begin Supplied entries
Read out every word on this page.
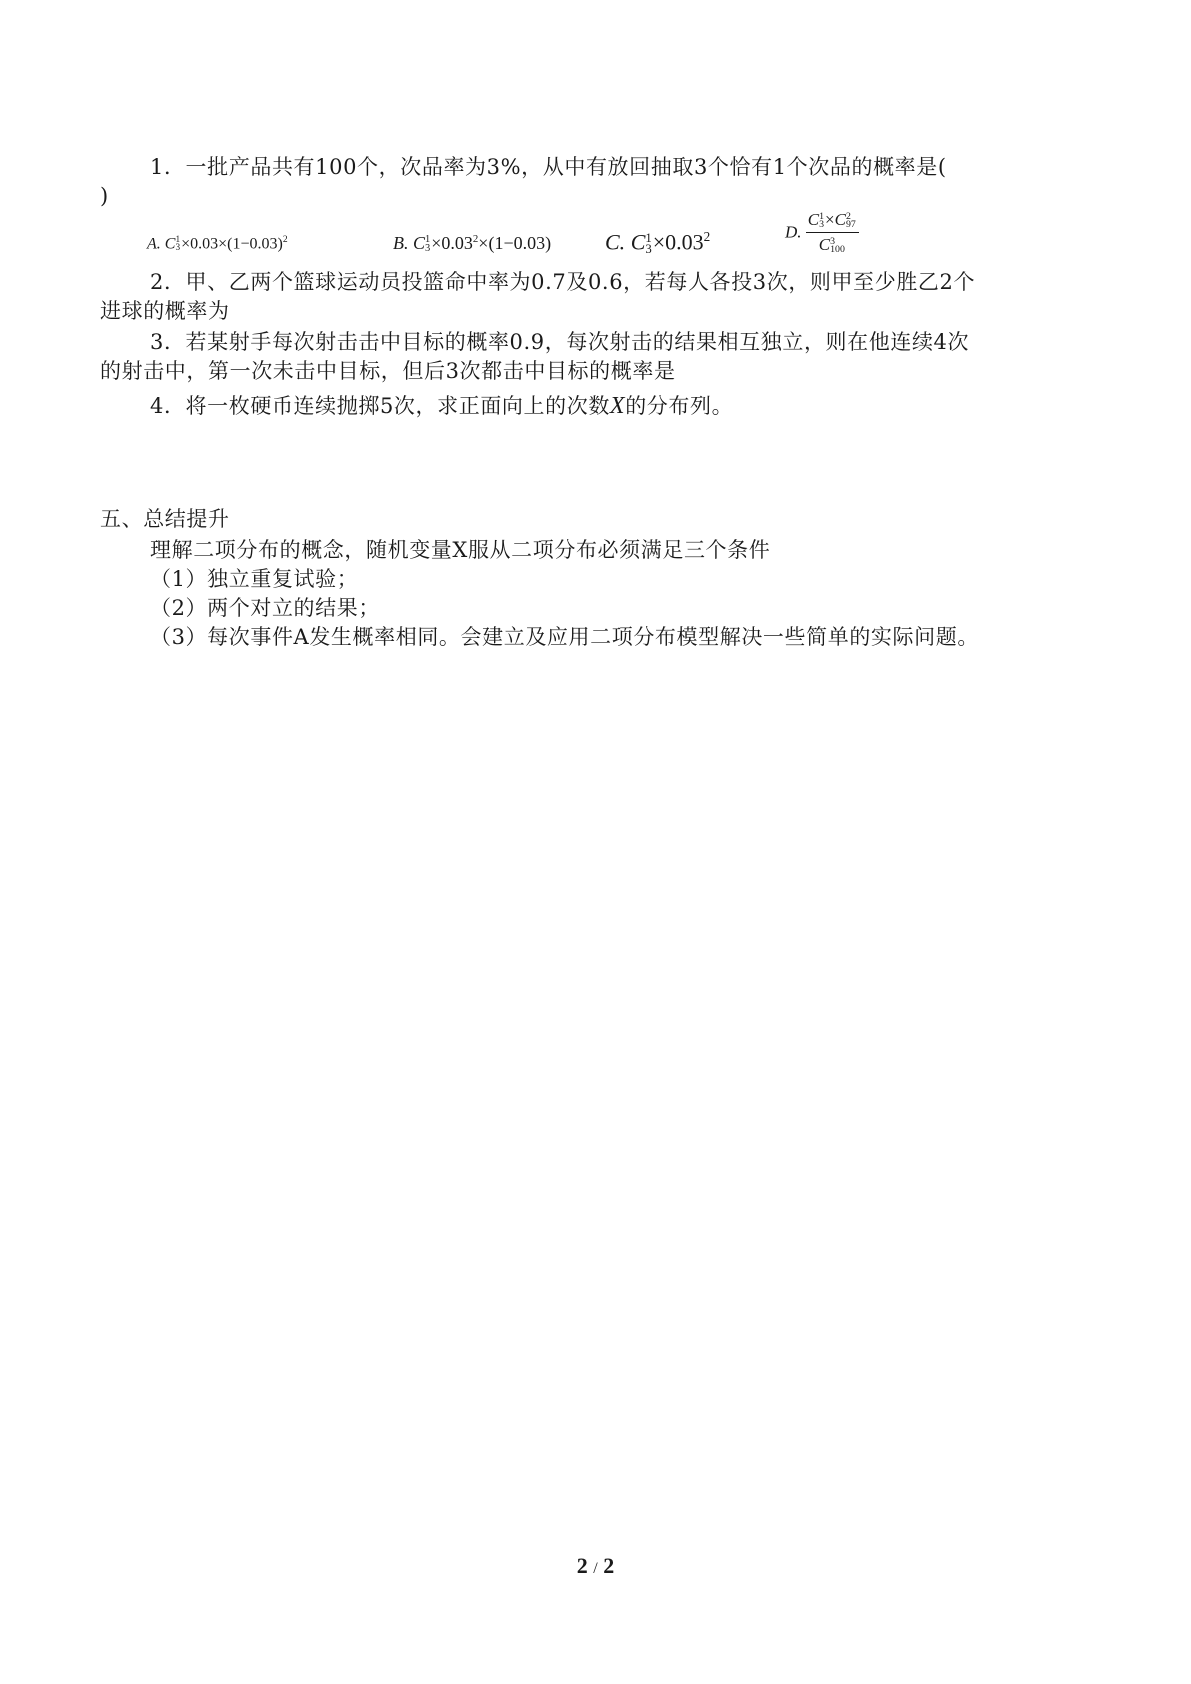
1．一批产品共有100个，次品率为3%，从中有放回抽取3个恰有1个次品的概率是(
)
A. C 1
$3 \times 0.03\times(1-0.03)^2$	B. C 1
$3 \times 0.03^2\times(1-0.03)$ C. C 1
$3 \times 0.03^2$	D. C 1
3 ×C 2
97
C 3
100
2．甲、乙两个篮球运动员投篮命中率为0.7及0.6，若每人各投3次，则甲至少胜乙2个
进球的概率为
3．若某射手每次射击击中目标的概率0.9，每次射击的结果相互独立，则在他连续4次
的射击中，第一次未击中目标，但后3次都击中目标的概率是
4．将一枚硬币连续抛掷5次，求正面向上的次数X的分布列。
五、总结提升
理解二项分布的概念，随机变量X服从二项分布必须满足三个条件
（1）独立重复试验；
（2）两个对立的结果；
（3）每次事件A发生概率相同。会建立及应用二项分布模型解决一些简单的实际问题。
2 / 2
end Supplied entries
begin Supplied entries
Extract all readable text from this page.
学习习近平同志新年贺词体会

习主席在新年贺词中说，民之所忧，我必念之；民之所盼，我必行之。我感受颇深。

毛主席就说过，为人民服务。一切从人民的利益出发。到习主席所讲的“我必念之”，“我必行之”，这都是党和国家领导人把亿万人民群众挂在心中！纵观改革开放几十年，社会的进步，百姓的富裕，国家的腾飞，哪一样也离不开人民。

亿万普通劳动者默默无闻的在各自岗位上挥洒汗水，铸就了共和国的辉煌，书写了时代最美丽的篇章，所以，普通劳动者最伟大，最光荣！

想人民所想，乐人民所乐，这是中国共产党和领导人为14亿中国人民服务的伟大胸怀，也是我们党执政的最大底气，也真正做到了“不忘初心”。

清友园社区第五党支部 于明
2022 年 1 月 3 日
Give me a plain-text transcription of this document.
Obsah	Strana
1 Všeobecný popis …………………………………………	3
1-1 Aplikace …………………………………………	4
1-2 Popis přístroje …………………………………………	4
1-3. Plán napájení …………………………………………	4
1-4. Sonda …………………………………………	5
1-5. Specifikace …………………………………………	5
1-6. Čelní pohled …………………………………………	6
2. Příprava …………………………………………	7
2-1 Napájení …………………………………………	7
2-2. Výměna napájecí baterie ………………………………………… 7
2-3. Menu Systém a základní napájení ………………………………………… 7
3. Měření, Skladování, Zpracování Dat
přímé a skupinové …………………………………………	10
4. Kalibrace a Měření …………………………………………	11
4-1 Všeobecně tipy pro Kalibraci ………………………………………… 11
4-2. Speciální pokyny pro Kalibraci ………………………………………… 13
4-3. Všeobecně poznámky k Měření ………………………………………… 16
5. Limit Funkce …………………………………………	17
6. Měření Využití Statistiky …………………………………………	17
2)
end Supplied entries
begin Supplied entries
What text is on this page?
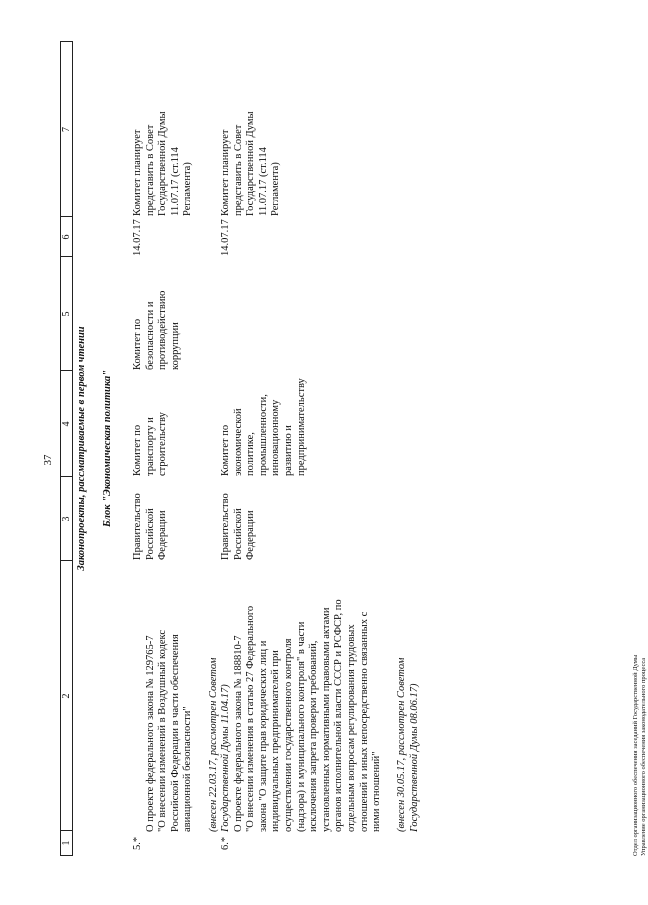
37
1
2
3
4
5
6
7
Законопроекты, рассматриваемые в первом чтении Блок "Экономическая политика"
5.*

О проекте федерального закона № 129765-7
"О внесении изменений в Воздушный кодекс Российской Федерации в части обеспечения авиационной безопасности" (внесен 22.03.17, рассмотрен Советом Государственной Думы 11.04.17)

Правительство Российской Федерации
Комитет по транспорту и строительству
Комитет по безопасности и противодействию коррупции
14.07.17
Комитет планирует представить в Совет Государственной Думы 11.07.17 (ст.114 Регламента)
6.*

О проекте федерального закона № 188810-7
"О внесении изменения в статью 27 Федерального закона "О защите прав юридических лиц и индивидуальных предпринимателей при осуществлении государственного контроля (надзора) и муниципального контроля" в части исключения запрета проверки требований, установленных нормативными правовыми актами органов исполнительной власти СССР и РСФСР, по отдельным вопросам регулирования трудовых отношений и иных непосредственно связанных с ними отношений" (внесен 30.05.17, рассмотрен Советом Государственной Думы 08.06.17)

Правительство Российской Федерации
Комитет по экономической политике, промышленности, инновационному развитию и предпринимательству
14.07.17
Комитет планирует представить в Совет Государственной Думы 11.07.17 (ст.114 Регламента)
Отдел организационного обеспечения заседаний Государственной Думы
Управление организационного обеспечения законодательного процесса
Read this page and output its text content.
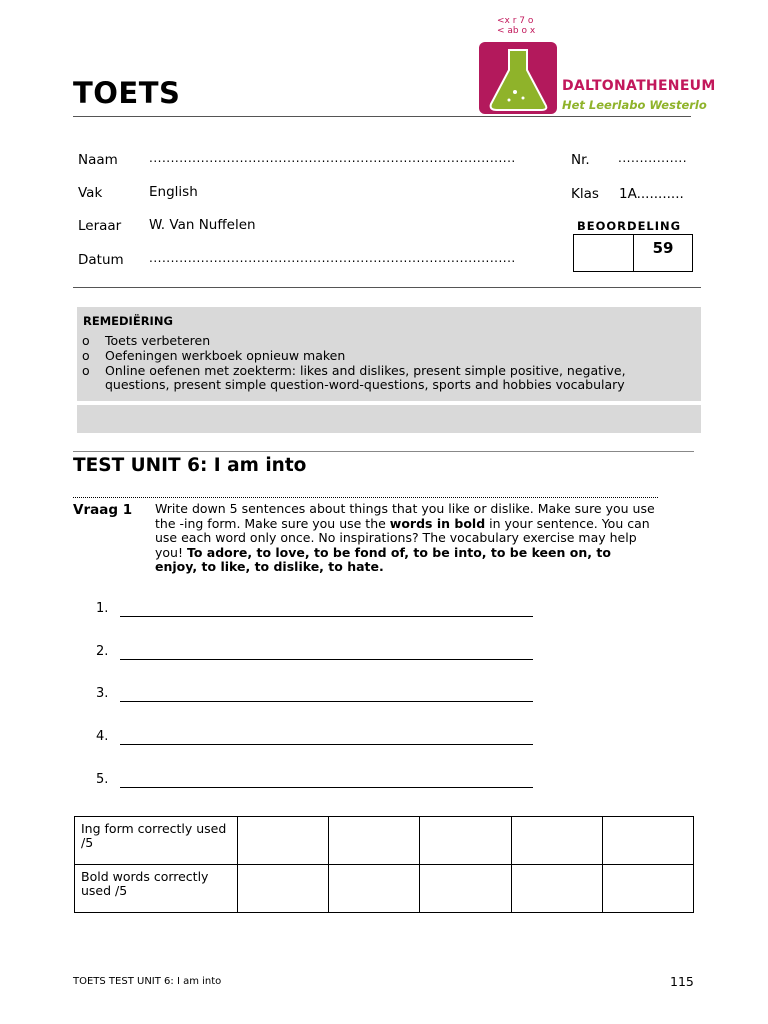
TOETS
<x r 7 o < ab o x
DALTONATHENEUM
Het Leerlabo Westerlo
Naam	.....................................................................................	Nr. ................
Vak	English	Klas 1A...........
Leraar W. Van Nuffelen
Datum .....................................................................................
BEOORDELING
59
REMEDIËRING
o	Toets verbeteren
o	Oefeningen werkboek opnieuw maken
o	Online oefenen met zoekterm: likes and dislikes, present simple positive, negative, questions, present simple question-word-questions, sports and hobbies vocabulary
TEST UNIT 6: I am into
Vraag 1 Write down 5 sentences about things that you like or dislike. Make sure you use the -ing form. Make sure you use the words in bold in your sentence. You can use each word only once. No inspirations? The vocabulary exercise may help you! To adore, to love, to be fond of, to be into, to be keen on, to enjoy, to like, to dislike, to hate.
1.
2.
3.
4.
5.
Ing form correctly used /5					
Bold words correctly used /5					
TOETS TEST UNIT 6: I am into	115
end Supplied entries
Problem requirements → Reproduce every line of the listing above in which the string "form" appears.

Solution to this exercise →
Vraag 1 Write down 5 sentences about things that you like or dislike. Make sure you use the -ing form. Make sure you use the words in bold in your sentence. You can use each word only once. No inspirations? The vocabulary exercise may help you! To adore, to love, to be fond of, to be into, to be keen on, to enjoy, to like, to dislike, to hate.
Ing form correctly used /5					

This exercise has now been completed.